=== The task ===
Extract the full listing verbatim and drop any pictures from your copy.

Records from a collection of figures
============

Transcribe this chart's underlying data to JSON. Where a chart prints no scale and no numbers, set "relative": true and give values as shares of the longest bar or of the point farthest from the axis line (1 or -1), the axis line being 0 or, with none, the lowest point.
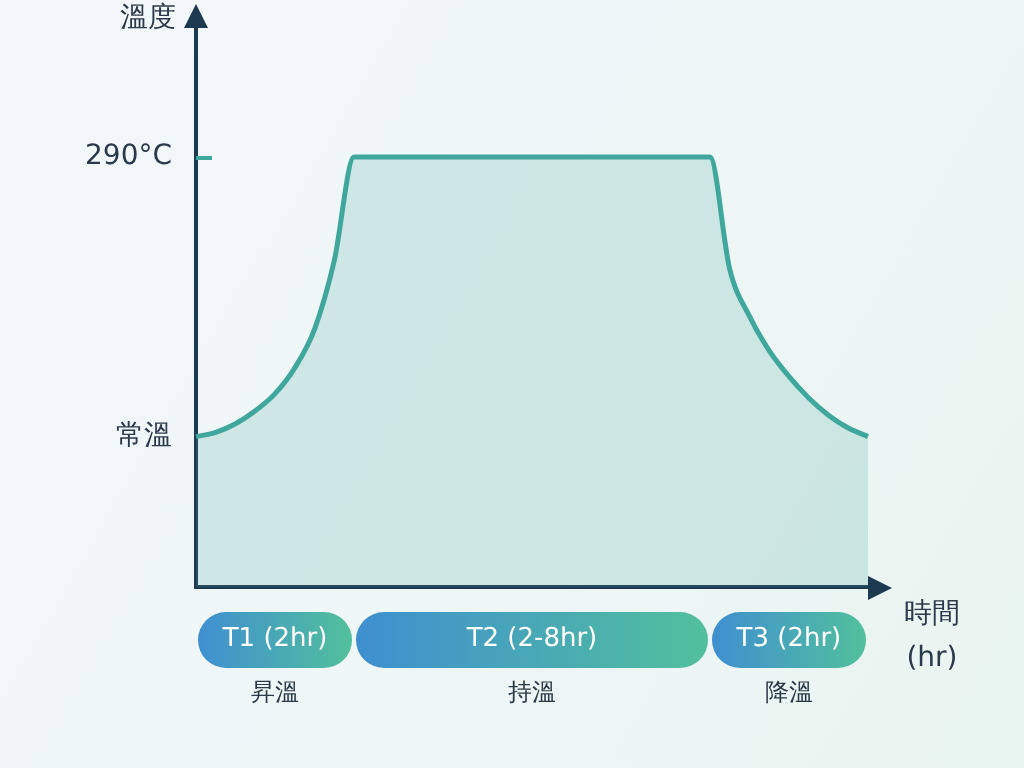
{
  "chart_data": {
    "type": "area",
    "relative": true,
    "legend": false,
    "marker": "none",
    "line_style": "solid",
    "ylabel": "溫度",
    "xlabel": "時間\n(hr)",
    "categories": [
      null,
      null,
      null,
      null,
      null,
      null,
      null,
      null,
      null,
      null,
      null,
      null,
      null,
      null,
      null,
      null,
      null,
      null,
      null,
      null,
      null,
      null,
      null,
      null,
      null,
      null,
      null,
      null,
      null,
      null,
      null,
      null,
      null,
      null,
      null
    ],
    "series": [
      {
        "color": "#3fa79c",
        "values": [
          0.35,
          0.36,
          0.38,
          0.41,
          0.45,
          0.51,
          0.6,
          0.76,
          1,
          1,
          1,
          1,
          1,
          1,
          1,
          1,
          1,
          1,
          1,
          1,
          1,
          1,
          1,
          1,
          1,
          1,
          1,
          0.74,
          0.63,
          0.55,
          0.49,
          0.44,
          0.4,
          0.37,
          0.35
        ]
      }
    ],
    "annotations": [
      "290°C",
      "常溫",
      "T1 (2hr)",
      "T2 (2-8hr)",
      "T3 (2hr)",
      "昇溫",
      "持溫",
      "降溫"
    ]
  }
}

============

=== Answer to this problem ===
Transcribe this chart's underlying data to JSON. Where a chart prints no scale and no numbers, set "relative": true and give values as shares of the longest bar or of the point farthest from the axis line (1 or -1), the axis line being 0 or, with none, the lowest point.
{
  "chart_data": {
    "type": "area",
    "relative": true,
    "legend": false,
    "marker": "none",
    "line_style": "solid",
    "ylabel": "溫度",
    "xlabel": "時間\n(hr)",
    "categories": [
      null,
      null,
      null,
      null,
      null,
      null,
      null,
      null,
      null,
      null,
      null,
      null,
      null,
      null,
      null,
      null,
      null,
      null,
      null,
      null,
      null,
      null,
      null,
      null,
      null,
      null,
      null,
      null,
      null,
      null,
      null,
      null,
      null,
      null,
      null
    ],
    "series": [
      {
        "color": "#3fa79c",
        "values": [
          0.35,
          0.36,
          0.38,
          0.41,
          0.45,
          0.51,
          0.6,
          0.76,
          1,
          1,
          1,
          1,
          1,
          1,
          1,
          1,
          1,
          1,
          1,
          1,
          1,
          1,
          1,
          1,
          1,
          1,
          1,
          0.74,
          0.63,
          0.55,
          0.49,
          0.44,
          0.4,
          0.37,
          0.35
        ]
      }
    ],
    "annotations": [
      "290°C",
      "常溫",
      "T1 (2hr)",
      "T2 (2-8hr)",
      "T3 (2hr)",
      "昇溫",
      "持溫",
      "降溫"
    ]
  }
}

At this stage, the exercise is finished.